* start EXTRACTED INFORMATION *

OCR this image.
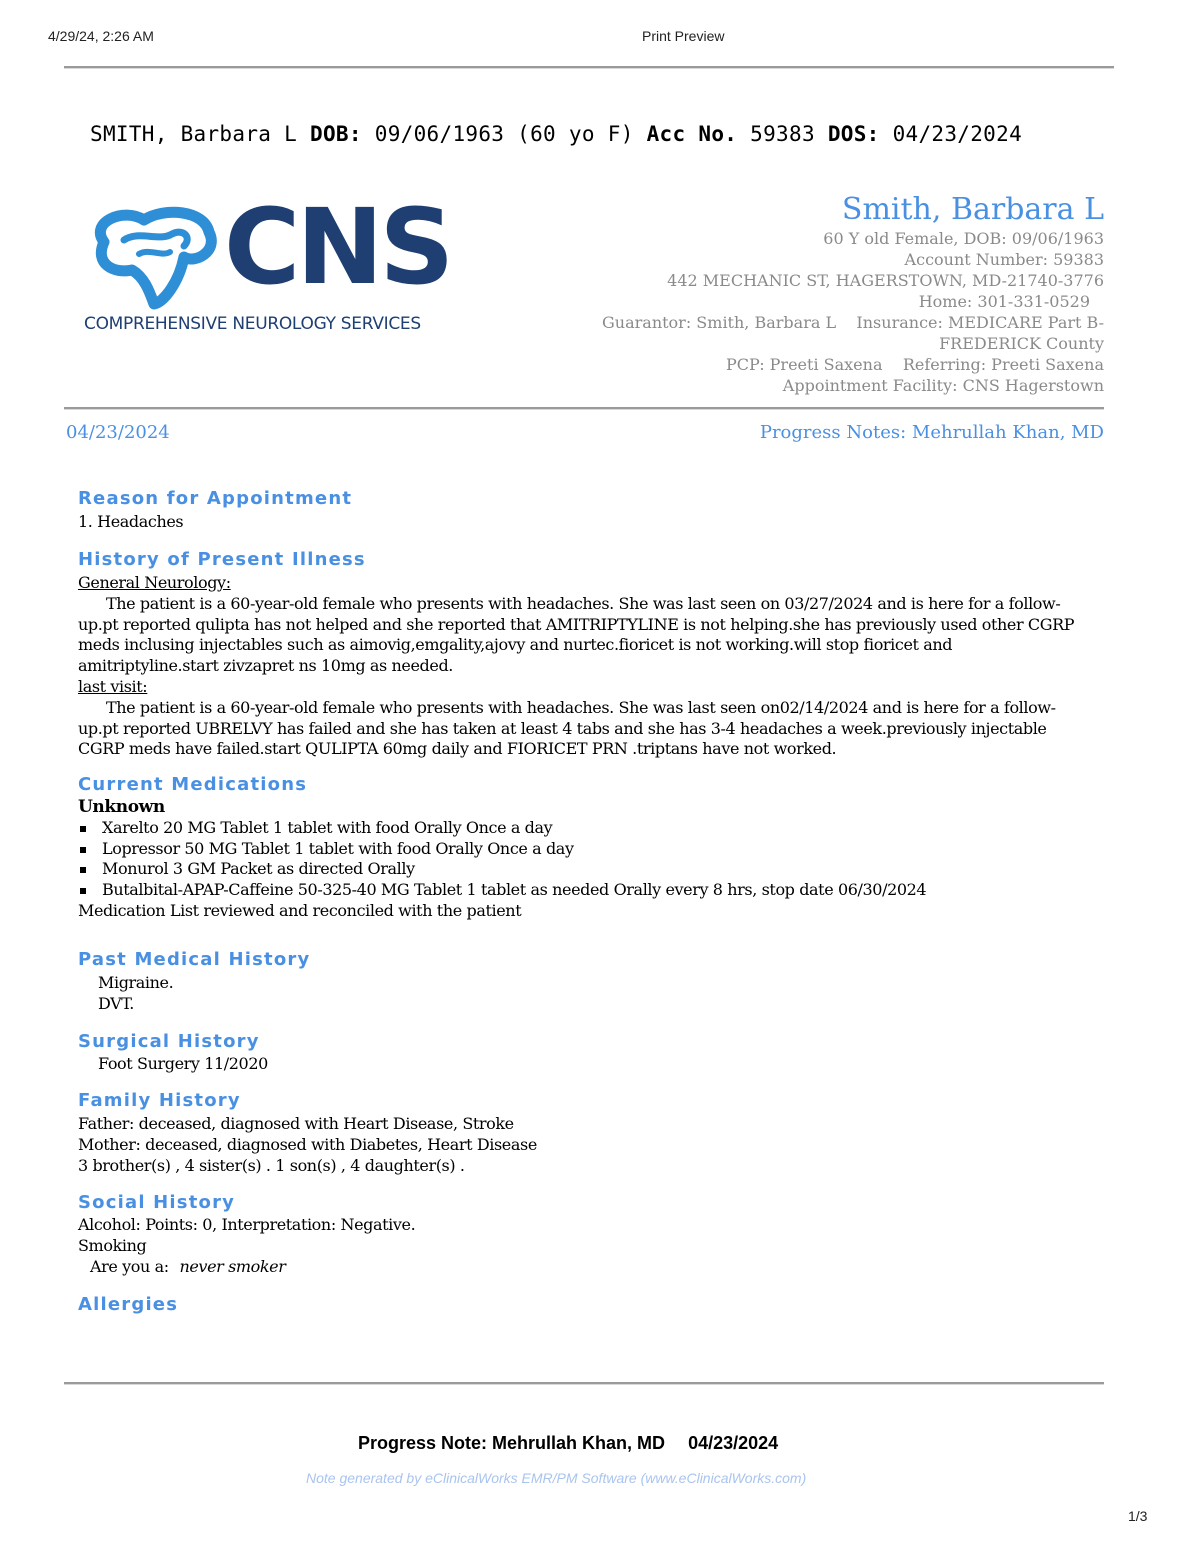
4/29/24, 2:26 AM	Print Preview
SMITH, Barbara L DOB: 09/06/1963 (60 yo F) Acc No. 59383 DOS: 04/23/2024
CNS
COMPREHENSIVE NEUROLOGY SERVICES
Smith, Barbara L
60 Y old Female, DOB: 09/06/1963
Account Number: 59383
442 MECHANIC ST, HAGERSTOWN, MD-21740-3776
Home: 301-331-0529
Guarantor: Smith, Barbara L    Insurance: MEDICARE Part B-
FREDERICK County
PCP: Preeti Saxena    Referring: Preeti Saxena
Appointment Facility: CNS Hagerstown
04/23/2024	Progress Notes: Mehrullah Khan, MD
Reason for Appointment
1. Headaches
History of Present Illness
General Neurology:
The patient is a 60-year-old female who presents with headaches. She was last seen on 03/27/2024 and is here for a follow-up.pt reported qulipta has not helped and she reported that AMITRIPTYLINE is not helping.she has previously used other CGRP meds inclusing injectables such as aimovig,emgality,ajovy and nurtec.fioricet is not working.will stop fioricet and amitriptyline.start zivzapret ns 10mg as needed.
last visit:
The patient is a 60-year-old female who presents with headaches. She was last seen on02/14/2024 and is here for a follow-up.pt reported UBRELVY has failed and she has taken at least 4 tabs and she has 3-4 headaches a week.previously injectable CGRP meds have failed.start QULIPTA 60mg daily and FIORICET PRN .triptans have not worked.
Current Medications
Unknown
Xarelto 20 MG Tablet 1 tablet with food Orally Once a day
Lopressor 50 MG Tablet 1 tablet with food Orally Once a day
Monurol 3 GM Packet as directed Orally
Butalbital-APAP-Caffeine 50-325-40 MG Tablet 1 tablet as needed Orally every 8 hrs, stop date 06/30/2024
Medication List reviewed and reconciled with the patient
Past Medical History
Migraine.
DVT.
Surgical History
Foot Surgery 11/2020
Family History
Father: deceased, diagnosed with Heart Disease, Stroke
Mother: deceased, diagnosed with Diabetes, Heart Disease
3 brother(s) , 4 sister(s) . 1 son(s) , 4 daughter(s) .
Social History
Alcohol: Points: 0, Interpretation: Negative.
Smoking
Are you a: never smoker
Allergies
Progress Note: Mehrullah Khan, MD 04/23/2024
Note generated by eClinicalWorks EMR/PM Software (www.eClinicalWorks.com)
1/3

* end EXTRACTED INFORMATION *

WRITTEN PROBLEM:
Where a line contains the string "needed", extract that line.

WRITTEN REPLY:
The patient is a 60-year-old female who presents with headaches. She was last seen on 03/27/2024 and is here for a follow-up.pt reported qulipta has not helped and she reported that AMITRIPTYLINE is not helping.she has previously used other CGRP meds inclusing injectables such as aimovig,emgality,ajovy and nurtec.fioricet is not working.will stop fioricet and amitriptyline.start zivzapret ns 10mg as needed.
Butalbital-APAP-Caffeine 50-325-40 MG Tablet 1 tablet as needed Orally every 8 hrs, stop date 06/30/2024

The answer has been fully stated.